** What this task involves **
Check every line below for the word "username" and copy the ones that have it.

** Records for this exercise **
"""

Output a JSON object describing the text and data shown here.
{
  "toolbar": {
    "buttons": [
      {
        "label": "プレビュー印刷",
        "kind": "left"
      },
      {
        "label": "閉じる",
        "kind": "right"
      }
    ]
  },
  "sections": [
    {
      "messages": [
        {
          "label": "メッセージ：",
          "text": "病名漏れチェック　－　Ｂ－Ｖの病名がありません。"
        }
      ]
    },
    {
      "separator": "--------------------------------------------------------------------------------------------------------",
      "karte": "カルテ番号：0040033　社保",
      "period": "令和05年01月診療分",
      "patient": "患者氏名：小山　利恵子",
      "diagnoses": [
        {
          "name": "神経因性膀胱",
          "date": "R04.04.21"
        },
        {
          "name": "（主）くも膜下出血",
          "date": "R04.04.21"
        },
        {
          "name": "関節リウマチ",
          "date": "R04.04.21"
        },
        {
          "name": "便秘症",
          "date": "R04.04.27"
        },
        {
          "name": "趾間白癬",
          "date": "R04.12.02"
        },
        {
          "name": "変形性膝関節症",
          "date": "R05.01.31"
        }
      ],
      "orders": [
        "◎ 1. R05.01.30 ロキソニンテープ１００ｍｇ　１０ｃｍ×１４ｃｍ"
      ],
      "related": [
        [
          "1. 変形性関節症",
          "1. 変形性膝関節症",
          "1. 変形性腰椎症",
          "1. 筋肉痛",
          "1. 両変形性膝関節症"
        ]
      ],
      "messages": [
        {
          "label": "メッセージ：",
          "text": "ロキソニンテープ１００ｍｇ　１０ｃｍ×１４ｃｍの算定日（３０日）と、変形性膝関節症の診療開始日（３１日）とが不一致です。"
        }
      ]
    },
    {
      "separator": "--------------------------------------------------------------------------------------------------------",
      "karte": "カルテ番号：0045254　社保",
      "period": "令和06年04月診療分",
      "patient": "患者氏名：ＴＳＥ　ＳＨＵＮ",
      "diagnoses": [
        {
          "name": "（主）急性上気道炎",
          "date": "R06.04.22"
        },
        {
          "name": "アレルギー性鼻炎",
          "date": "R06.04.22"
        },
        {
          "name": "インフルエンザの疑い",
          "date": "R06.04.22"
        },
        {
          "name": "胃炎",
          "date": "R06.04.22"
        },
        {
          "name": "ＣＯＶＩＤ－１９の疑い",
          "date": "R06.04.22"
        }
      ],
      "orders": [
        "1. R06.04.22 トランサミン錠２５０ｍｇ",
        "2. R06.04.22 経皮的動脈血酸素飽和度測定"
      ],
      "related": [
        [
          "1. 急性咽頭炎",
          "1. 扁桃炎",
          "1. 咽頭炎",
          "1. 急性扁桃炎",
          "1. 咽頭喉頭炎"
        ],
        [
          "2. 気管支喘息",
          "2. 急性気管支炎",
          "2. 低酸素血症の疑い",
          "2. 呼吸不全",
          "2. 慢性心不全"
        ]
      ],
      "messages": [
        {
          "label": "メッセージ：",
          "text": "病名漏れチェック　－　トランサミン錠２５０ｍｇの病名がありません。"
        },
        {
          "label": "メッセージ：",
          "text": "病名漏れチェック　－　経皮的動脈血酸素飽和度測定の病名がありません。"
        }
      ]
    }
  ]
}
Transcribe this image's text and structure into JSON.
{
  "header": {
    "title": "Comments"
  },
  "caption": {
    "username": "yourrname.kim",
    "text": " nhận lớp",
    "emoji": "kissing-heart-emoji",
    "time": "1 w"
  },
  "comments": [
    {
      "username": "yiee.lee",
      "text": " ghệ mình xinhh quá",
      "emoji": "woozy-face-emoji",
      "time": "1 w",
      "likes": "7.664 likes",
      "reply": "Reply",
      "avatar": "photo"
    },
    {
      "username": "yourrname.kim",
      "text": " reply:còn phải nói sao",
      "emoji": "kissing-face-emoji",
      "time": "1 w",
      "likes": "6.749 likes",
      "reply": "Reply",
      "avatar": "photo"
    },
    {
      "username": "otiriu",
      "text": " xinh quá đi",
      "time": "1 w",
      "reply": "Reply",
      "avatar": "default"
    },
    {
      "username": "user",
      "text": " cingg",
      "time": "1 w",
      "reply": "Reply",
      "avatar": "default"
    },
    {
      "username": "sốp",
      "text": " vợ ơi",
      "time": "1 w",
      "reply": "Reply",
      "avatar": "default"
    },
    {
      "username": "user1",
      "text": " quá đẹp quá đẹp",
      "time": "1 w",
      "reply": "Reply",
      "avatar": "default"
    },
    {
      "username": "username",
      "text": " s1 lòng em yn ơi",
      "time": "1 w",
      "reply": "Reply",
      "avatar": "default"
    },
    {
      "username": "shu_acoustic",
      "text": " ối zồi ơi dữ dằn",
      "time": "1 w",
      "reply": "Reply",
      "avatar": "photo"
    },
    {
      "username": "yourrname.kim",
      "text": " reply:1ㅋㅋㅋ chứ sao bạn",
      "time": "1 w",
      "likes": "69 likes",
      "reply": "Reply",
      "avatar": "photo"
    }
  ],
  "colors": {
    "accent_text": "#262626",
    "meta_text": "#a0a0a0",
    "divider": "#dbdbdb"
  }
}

"""

** Final answer **
    "username": "yourrname.kim",
      "username": "yiee.lee",
      "username": "yourrname.kim",
      "username": "otiriu",
      "username": "user",
      "username": "sốp",
      "username": "user1",
      "username": "username",
      "username": "shu_acoustic",
      "username": "yourrname.kim",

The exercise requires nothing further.